Write each line out again exactly as written.
▬▬▬▬▬▬
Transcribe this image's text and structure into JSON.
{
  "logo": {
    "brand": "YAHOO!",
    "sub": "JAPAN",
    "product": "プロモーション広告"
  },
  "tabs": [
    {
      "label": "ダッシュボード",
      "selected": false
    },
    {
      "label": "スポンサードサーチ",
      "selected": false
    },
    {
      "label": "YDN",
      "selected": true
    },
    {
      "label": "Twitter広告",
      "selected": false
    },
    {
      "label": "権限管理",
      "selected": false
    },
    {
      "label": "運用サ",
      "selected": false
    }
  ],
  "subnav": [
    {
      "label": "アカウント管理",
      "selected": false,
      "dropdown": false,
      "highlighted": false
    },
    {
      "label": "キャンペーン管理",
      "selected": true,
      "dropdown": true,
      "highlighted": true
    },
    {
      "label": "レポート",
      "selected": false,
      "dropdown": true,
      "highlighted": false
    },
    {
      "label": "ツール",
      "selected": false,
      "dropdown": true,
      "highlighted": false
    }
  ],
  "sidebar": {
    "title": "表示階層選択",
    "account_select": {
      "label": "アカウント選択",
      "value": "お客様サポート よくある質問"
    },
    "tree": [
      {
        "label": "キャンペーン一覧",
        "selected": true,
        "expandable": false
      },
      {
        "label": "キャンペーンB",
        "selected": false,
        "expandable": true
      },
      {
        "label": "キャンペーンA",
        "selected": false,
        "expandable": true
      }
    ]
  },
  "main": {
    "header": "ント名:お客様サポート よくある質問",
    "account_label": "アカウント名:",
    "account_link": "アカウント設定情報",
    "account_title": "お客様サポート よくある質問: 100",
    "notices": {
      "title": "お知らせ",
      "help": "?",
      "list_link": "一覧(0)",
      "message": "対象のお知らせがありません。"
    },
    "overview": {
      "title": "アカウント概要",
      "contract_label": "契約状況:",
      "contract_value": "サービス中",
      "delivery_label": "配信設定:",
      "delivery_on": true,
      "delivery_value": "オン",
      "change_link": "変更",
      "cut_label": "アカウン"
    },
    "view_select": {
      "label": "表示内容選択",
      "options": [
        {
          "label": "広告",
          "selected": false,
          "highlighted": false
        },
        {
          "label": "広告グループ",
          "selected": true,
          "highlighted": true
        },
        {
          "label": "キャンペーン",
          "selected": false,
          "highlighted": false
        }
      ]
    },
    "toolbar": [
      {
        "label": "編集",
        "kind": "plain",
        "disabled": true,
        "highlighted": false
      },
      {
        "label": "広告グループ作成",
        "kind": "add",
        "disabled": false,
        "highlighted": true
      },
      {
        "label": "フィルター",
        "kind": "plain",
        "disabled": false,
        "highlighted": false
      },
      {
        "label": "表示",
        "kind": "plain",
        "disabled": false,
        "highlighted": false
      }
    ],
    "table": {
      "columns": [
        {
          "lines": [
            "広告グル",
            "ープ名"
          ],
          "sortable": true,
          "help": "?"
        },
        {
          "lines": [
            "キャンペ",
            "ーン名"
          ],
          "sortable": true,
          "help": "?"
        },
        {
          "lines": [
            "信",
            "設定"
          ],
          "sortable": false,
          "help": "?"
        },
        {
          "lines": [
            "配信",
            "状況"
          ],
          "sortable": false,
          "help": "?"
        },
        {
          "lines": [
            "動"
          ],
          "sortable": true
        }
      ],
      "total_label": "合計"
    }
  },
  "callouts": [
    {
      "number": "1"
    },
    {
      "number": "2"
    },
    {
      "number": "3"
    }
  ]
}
▬▬▬▬▬▬
### Task output
Transcribe this image's text and structure into JSON.
{
  "logo": {
    "brand": "YAHOO!",
    "sub": "JAPAN",
    "product": "プロモーション広告"
  },
  "tabs": [
    {
      "label": "ダッシュボード",
      "selected": false
    },
    {
      "label": "スポンサードサーチ",
      "selected": false
    },
    {
      "label": "YDN",
      "selected": true
    },
    {
      "label": "Twitter広告",
      "selected": false
    },
    {
      "label": "権限管理",
      "selected": false
    },
    {
      "label": "運用サ",
      "selected": false
    }
  ],
  "subnav": [
    {
      "label": "アカウント管理",
      "selected": false,
      "dropdown": false,
      "highlighted": false
    },
    {
      "label": "キャンペーン管理",
      "selected": true,
      "dropdown": true,
      "highlighted": true
    },
    {
      "label": "レポート",
      "selected": false,
      "dropdown": true,
      "highlighted": false
    },
    {
      "label": "ツール",
      "selected": false,
      "dropdown": true,
      "highlighted": false
    }
  ],
  "sidebar": {
    "title": "表示階層選択",
    "account_select": {
      "label": "アカウント選択",
      "value": "お客様サポート よくある質問"
    },
    "tree": [
      {
        "label": "キャンペーン一覧",
        "selected": true,
        "expandable": false
      },
      {
        "label": "キャンペーンB",
        "selected": false,
        "expandable": true
      },
      {
        "label": "キャンペーンA",
        "selected": false,
        "expandable": true
      }
    ]
  },
  "main": {
    "header": "ント名:お客様サポート よくある質問",
    "account_label": "アカウント名:",
    "account_link": "アカウント設定情報",
    "account_title": "お客様サポート よくある質問: 100",
    "notices": {
      "title": "お知らせ",
      "help": "?",
      "list_link": "一覧(0)",
      "message": "対象のお知らせがありません。"
    },
    "overview": {
      "title": "アカウント概要",
      "contract_label": "契約状況:",
      "contract_value": "サービス中",
      "delivery_label": "配信設定:",
      "delivery_on": true,
      "delivery_value": "オン",
      "change_link": "変更",
      "cut_label": "アカウン"
    },
    "view_select": {
      "label": "表示内容選択",
      "options": [
        {
          "label": "広告",
          "selected": false,
          "highlighted": false
        },
        {
          "label": "広告グループ",
          "selected": true,
          "highlighted": true
        },
        {
          "label": "キャンペーン",
          "selected": false,
          "highlighted": false
        }
      ]
    },
    "toolbar": [
      {
        "label": "編集",
        "kind": "plain",
        "disabled": true,
        "highlighted": false
      },
      {
        "label": "広告グループ作成",
        "kind": "add",
        "disabled": false,
        "highlighted": true
      },
      {
        "label": "フィルター",
        "kind": "plain",
        "disabled": false,
        "highlighted": false
      },
      {
        "label": "表示",
        "kind": "plain",
        "disabled": false,
        "highlighted": false
      }
    ],
    "table": {
      "columns": [
        {
          "lines": [
            "広告グル",
            "ープ名"
          ],
          "sortable": true,
          "help": "?"
        },
        {
          "lines": [
            "キャンペ",
            "ーン名"
          ],
          "sortable": true,
          "help": "?"
        },
        {
          "lines": [
            "信",
            "設定"
          ],
          "sortable": false,
          "help": "?"
        },
        {
          "lines": [
            "配信",
            "状況"
          ],
          "sortable": false,
          "help": "?"
        },
        {
          "lines": [
            "動"
          ],
          "sortable": true
        }
      ],
      "total_label": "合計"
    }
  },
  "callouts": [
    {
      "number": "1"
    },
    {
      "number": "2"
    },
    {
      "number": "3"
    }
  ]
}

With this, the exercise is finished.